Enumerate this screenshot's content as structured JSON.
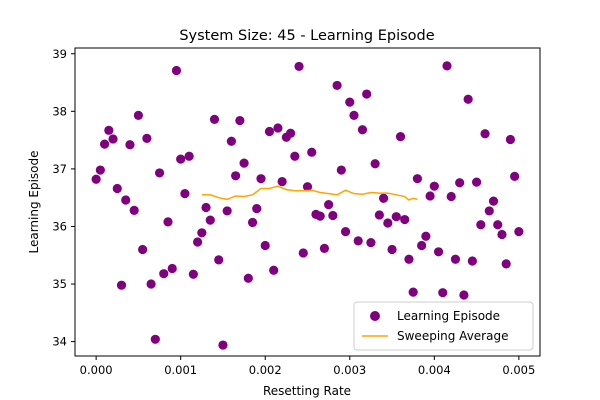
{
  "chart_data": {
    "type": "scatter",
    "title": "System Size: 45 - Learning Episode",
    "xlabel": "Resetting Rate",
    "ylabel": "Learning Episode",
    "xlim": [
      -0.00025,
      0.00525
    ],
    "ylim": [
      33.75,
      39.1
    ],
    "xticks": [
      0.0,
      0.001,
      0.002,
      0.003,
      0.004,
      0.005
    ],
    "xtick_labels": [
      "0.000",
      "0.001",
      "0.002",
      "0.003",
      "0.004",
      "0.005"
    ],
    "yticks": [
      34,
      35,
      36,
      37,
      38,
      39
    ],
    "ytick_labels": [
      "34",
      "35",
      "36",
      "37",
      "38",
      "39"
    ],
    "grid": false,
    "legend_position": "lower-right",
    "series": [
      {
        "name": "Learning Episode",
        "kind": "scatter",
        "color": "#800080",
        "points": [
          [
            0.0,
            36.82
          ],
          [
            5e-05,
            36.98
          ],
          [
            0.0001,
            37.43
          ],
          [
            0.00015,
            37.67
          ],
          [
            0.0002,
            37.52
          ],
          [
            0.00025,
            36.66
          ],
          [
            0.0003,
            34.98
          ],
          [
            0.00035,
            36.46
          ],
          [
            0.0004,
            37.42
          ],
          [
            0.00045,
            36.28
          ],
          [
            0.0005,
            37.93
          ],
          [
            0.00055,
            35.6
          ],
          [
            0.0006,
            37.53
          ],
          [
            0.00065,
            35.0
          ],
          [
            0.0007,
            34.04
          ],
          [
            0.00075,
            36.93
          ],
          [
            0.0008,
            35.18
          ],
          [
            0.00085,
            36.08
          ],
          [
            0.0009,
            35.27
          ],
          [
            0.00095,
            38.71
          ],
          [
            0.001,
            37.17
          ],
          [
            0.00105,
            36.57
          ],
          [
            0.0011,
            37.22
          ],
          [
            0.00115,
            35.17
          ],
          [
            0.0012,
            35.73
          ],
          [
            0.00125,
            35.89
          ],
          [
            0.0013,
            36.33
          ],
          [
            0.00135,
            36.11
          ],
          [
            0.0014,
            37.86
          ],
          [
            0.00145,
            35.42
          ],
          [
            0.0015,
            33.94
          ],
          [
            0.00155,
            36.27
          ],
          [
            0.0016,
            37.48
          ],
          [
            0.00165,
            36.88
          ],
          [
            0.0017,
            37.84
          ],
          [
            0.00175,
            37.1
          ],
          [
            0.0018,
            35.1
          ],
          [
            0.00185,
            36.07
          ],
          [
            0.0019,
            36.31
          ],
          [
            0.00195,
            36.83
          ],
          [
            0.002,
            35.67
          ],
          [
            0.00205,
            37.65
          ],
          [
            0.0021,
            35.24
          ],
          [
            0.00215,
            37.71
          ],
          [
            0.0022,
            36.78
          ],
          [
            0.00225,
            37.55
          ],
          [
            0.0023,
            37.62
          ],
          [
            0.00235,
            37.22
          ],
          [
            0.0024,
            38.78
          ],
          [
            0.00245,
            35.54
          ],
          [
            0.0025,
            36.69
          ],
          [
            0.00255,
            37.29
          ],
          [
            0.0026,
            36.21
          ],
          [
            0.00265,
            36.18
          ],
          [
            0.0027,
            35.62
          ],
          [
            0.00275,
            36.38
          ],
          [
            0.0028,
            36.19
          ],
          [
            0.00285,
            38.45
          ],
          [
            0.0029,
            36.98
          ],
          [
            0.00295,
            35.91
          ],
          [
            0.003,
            38.16
          ],
          [
            0.00305,
            37.93
          ],
          [
            0.0031,
            35.75
          ],
          [
            0.00315,
            37.68
          ],
          [
            0.0032,
            38.3
          ],
          [
            0.00325,
            35.72
          ],
          [
            0.0033,
            37.09
          ],
          [
            0.00335,
            36.2
          ],
          [
            0.0034,
            36.49
          ],
          [
            0.00345,
            36.06
          ],
          [
            0.0035,
            35.6
          ],
          [
            0.00355,
            36.17
          ],
          [
            0.0036,
            37.56
          ],
          [
            0.00365,
            36.12
          ],
          [
            0.0037,
            35.43
          ],
          [
            0.00375,
            34.86
          ],
          [
            0.0038,
            36.83
          ],
          [
            0.00385,
            35.67
          ],
          [
            0.0039,
            35.83
          ],
          [
            0.00395,
            36.53
          ],
          [
            0.004,
            36.7
          ],
          [
            0.00405,
            35.56
          ],
          [
            0.0041,
            34.85
          ],
          [
            0.00415,
            38.79
          ],
          [
            0.0042,
            36.52
          ],
          [
            0.00425,
            35.43
          ],
          [
            0.0043,
            36.76
          ],
          [
            0.00435,
            34.81
          ],
          [
            0.0044,
            38.21
          ],
          [
            0.00445,
            35.4
          ],
          [
            0.0045,
            36.77
          ],
          [
            0.00455,
            36.03
          ],
          [
            0.0046,
            37.61
          ],
          [
            0.00465,
            36.27
          ],
          [
            0.0047,
            36.44
          ],
          [
            0.00475,
            36.03
          ],
          [
            0.0048,
            35.86
          ],
          [
            0.00485,
            35.35
          ],
          [
            0.0049,
            37.51
          ],
          [
            0.00495,
            36.87
          ],
          [
            0.005,
            35.91
          ]
        ]
      },
      {
        "name": "Sweeping Average",
        "kind": "line",
        "color": "#ffa500",
        "points": [
          [
            0.00125,
            36.55
          ],
          [
            0.00135,
            36.55
          ],
          [
            0.00145,
            36.5
          ],
          [
            0.00155,
            36.47
          ],
          [
            0.00165,
            36.53
          ],
          [
            0.00175,
            36.52
          ],
          [
            0.00185,
            36.55
          ],
          [
            0.00195,
            36.66
          ],
          [
            0.00205,
            36.66
          ],
          [
            0.00215,
            36.7
          ],
          [
            0.00225,
            36.64
          ],
          [
            0.00235,
            36.62
          ],
          [
            0.00245,
            36.62
          ],
          [
            0.00255,
            36.63
          ],
          [
            0.00265,
            36.59
          ],
          [
            0.00275,
            36.57
          ],
          [
            0.00285,
            36.55
          ],
          [
            0.00295,
            36.63
          ],
          [
            0.00305,
            36.57
          ],
          [
            0.00315,
            36.56
          ],
          [
            0.00325,
            36.59
          ],
          [
            0.00335,
            36.58
          ],
          [
            0.00345,
            36.58
          ],
          [
            0.00355,
            36.55
          ],
          [
            0.00365,
            36.52
          ],
          [
            0.0037,
            36.46
          ],
          [
            0.00375,
            36.49
          ],
          [
            0.0038,
            36.47
          ]
        ]
      }
    ]
  }
}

-------------------------

Your task is to list each line of the records with the word "Learning".

- _Exercise result_
    "title": "System Size: 45 - Learning Episode",
    "ylabel": "Learning Episode",
        "name": "Learning Episode",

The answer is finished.